• To be done:
1 > In the passage about Nicole and the Bandidos, what did Sundance put inside the Frankenstein tin that was her favorite?
2 > Carry on the passage about Nicole and the Bandidos from the point where it ends.

• Quoted passage:

• • • • • • •

She bonded with Bandido Reaper over their mutual love for gardening. He would take boulders from construction sites where he worked to leave in Nicole’s garden in the middle of the night. She’d call out in delight, “Santa Reaper was here!” Reaper was haunted by the death of his son, who had been killed by a drunk driver at 15. He confided in Nicole. “I don’t like sleeping because when I close my eyes, I see my son getting hit by the car, flying through the air.” He turned to meth.

In her capacity as a lawyer, Nicole stepped up to represent one of the Bandidos in a bankruptcy case. Below her glamorous suits, she’d wear socks with kittens or rainbows on them to make the guards at security laugh when she had to take off her shoes. It was also symbolic: There was a different person, a freer one, underneath the polished exterior. Her defendant was known as Sundance and hadn’t worked a legit job for years. He was a gunrunner and drug dealer for the MC. But through the lens of Nicole’s growing infatuation for the MC, Sundance was a god, one of the Bandido old timers. Sundance knew Nicole collected decorative tins so when he visited he would bring one. Her favorite was a Frankenstein Tin that he had filled with chocolate.

At the hearing, the judge asked what Sundance had been doing for the last fifteen years. He looked over to Nicole, then back at the judge, answering: “I was Mister Mom!” The courtroom burst out laughing. Nicole took back control of the hearing. Her affection for her client was evident, and she was able to secure Sundance the best possible outcome. She was using her power to help the little guy stand up to a rigid system. It gave her a thrill.

• • • • • • •

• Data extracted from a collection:

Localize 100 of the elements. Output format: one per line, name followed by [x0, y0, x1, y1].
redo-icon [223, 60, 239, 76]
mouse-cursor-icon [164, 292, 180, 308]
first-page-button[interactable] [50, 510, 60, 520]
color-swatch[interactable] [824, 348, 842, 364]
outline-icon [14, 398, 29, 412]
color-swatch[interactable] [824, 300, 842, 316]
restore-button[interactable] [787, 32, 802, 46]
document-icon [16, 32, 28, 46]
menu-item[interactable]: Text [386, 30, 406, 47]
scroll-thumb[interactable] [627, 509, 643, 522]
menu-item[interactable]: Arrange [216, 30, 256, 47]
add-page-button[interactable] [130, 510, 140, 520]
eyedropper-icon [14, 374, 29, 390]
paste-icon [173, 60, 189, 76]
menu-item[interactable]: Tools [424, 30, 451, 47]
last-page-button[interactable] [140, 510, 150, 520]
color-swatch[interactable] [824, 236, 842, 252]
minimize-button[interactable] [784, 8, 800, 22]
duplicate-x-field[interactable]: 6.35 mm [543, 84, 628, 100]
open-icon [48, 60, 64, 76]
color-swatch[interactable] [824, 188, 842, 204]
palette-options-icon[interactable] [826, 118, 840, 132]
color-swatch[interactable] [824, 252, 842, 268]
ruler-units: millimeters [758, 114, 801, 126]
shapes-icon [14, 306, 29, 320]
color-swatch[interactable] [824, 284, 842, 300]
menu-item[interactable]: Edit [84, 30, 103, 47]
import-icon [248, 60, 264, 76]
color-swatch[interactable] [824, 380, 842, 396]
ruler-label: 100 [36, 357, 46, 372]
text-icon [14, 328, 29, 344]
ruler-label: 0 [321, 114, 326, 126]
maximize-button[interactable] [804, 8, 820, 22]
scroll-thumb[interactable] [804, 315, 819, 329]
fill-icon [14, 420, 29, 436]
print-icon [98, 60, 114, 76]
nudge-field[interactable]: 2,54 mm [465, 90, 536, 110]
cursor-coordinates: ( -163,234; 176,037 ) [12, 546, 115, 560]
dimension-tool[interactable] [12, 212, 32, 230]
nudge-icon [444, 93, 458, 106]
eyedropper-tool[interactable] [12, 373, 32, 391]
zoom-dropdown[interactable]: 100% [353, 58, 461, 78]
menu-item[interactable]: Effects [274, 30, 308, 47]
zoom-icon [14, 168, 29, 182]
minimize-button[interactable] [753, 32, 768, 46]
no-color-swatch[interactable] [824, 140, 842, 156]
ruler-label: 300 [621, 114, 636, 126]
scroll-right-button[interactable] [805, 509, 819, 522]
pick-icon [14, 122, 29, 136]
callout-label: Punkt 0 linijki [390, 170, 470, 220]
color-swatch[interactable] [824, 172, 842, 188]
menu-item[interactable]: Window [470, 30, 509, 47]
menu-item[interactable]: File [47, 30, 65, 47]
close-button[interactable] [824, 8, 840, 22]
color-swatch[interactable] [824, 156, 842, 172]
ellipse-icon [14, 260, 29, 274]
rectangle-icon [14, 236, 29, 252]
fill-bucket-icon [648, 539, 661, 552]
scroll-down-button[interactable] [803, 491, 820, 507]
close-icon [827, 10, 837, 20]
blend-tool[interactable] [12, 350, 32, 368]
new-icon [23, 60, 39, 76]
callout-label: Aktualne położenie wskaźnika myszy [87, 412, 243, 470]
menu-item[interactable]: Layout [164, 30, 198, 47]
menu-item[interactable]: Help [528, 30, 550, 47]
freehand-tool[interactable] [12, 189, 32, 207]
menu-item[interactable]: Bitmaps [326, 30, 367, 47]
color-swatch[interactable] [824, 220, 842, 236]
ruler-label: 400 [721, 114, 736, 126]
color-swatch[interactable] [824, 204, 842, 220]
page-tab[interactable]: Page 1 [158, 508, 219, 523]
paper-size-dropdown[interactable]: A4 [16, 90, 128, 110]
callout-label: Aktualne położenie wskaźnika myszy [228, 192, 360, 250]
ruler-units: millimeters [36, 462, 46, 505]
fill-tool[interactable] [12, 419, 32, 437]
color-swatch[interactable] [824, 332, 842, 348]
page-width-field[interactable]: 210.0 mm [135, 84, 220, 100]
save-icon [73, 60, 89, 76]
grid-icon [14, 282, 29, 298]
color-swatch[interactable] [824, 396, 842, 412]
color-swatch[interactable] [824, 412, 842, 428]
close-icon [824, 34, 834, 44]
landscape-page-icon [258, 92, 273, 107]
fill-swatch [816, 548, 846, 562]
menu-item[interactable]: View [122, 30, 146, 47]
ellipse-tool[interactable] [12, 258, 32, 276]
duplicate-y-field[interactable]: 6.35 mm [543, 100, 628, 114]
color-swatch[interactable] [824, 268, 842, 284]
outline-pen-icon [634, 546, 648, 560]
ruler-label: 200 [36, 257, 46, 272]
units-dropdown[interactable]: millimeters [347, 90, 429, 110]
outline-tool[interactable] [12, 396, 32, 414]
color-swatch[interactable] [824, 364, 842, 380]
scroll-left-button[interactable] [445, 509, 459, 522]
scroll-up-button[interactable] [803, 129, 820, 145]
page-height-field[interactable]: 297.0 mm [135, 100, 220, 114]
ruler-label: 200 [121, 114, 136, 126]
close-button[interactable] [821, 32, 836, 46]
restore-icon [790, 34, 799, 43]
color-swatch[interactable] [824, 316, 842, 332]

• • • • • • •

• The replies:
1 > He filled it with chocolate.

2 >
Following the hearing, as Nicole left the courtroom, the judge shook her hand and, in an unusual moment, wished her luck in a tone that suggested he saw danger lurking in Sundance — and the Bandidos — that Nicole hadn’t yet wrapped her mind around.

Shane had a meteoric rise through the Bandido hierarchy, revealing other shades of the Bandido life to Nicole. Barbeques, parties, and motorcycle rallies monopolized their free time, taking them to South Dakota and Red River in New Mexico. Nicole found the sight breathtaking — hundreds of bikes, two by two, filling the highways. She heard about the rules of how the Bandidos’ companions, their Old Ladies, should act: Never speak until spoken to. Never step out of line. Never be disrespectful to the men.

The headstrong, talkative, confident professional woman had a hard time imagining these dictates applying to her. Shane treated her better than the other brothers treated their women, and she felt grateful. He gave Nicole her own Bandido patch on a black leather vest; this meant she was officially Property of Bandido Shane. Her friend Diana McPhee was struck when she first saw Nicole wear it. “That floored me. Property of who?” Diana recalls asking herself. But Nicole felt proud to wear it.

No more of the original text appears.